[Dataset entries]
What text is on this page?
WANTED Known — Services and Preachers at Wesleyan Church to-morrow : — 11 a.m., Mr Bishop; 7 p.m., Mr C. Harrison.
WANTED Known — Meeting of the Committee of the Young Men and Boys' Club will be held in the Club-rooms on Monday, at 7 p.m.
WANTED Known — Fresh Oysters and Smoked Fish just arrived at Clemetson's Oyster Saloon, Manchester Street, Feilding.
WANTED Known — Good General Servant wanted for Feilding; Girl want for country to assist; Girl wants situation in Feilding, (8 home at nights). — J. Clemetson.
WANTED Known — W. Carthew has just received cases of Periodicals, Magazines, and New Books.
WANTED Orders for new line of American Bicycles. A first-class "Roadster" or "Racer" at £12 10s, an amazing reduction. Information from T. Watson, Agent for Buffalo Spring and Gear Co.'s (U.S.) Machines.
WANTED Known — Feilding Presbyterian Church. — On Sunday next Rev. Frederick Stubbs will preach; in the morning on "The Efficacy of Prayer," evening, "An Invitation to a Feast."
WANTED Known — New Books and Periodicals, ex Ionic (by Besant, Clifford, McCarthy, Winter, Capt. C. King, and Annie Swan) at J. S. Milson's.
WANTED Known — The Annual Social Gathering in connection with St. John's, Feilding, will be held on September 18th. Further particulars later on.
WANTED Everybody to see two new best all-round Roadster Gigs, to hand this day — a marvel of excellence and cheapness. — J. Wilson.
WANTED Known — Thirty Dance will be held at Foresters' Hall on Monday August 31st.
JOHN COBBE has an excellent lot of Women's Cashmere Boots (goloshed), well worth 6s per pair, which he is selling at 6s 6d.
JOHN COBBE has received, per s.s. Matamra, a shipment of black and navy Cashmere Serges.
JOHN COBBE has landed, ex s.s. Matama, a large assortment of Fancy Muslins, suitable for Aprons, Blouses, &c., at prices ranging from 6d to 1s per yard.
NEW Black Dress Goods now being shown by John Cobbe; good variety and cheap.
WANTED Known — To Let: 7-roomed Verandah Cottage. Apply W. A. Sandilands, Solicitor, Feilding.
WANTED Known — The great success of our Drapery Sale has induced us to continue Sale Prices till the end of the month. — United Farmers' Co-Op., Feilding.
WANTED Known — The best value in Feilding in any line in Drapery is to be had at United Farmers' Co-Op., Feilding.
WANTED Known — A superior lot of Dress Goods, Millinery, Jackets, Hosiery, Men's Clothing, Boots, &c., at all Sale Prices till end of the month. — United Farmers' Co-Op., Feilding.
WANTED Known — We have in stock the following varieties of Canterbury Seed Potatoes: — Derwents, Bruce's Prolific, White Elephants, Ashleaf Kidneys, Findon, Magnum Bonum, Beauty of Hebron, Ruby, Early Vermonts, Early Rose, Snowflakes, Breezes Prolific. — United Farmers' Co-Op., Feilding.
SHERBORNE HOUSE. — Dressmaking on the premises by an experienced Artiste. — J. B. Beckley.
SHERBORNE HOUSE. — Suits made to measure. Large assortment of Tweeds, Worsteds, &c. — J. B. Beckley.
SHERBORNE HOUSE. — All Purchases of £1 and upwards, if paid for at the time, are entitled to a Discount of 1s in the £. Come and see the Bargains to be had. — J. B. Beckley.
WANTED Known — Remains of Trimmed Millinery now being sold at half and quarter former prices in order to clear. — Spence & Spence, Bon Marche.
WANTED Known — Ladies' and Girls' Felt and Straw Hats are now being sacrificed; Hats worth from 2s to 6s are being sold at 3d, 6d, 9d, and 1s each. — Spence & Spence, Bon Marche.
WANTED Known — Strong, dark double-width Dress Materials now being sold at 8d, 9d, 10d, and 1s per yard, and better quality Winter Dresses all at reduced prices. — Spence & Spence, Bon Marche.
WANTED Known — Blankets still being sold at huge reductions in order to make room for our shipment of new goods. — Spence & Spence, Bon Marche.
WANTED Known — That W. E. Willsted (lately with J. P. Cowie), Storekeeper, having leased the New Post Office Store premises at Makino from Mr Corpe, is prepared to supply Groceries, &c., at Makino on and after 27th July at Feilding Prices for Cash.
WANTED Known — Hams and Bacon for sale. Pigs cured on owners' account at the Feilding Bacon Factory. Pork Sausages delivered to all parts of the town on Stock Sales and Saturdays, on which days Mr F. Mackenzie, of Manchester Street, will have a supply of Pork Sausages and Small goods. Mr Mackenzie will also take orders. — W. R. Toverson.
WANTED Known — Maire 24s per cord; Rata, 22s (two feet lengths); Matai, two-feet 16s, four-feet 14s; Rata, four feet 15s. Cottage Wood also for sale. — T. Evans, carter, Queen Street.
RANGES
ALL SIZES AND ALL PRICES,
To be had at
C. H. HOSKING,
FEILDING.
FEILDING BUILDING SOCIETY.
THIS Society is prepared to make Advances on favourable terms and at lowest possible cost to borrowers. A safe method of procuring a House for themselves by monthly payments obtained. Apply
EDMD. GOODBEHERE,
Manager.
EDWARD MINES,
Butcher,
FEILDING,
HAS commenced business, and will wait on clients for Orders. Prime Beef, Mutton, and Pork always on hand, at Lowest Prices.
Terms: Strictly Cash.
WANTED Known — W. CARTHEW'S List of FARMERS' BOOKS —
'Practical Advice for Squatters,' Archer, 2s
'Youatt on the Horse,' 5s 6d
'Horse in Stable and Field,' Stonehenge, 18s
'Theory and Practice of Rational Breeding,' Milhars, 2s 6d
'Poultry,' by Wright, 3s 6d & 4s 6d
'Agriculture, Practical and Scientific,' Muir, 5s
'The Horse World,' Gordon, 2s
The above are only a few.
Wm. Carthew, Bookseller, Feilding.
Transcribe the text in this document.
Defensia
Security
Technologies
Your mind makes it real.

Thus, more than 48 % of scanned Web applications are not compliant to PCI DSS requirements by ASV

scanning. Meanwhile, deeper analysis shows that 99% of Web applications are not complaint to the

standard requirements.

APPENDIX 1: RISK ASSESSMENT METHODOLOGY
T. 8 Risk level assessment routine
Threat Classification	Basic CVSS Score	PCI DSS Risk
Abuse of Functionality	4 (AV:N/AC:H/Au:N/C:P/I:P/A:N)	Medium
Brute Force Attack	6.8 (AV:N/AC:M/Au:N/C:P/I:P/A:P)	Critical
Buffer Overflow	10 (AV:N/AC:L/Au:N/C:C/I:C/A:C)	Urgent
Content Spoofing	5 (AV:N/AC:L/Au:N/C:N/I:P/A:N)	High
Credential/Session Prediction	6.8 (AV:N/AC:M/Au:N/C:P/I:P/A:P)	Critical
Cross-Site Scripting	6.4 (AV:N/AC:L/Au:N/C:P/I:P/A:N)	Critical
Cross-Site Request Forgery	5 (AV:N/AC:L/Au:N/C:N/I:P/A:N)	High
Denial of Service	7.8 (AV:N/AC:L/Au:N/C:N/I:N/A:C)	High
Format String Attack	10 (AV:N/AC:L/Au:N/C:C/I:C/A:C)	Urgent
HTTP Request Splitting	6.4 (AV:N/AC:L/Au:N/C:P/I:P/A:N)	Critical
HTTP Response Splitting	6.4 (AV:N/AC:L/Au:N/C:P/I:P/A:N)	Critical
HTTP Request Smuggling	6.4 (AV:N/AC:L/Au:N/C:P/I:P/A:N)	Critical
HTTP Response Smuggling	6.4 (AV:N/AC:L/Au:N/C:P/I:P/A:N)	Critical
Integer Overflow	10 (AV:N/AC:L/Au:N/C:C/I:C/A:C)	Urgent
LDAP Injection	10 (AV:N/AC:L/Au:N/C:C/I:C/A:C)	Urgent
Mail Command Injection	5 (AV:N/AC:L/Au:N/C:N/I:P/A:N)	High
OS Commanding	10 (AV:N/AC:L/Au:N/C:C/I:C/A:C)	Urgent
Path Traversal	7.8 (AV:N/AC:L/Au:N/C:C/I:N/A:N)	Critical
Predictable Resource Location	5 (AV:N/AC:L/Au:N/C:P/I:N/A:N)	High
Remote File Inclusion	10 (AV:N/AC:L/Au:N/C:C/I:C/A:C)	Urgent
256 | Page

Task details:
Find every line in the records above that contains the word "Cashmere", and copy each one.

Task response:
JOHN COBBE has an excellent lot of Women's Cashmere Boots (goloshed), well worth 6s per pair, which he is selling at 6s 6d.
JOHN COBBE has received, per s.s. Matamra, a shipment of black and navy Cashmere Serges.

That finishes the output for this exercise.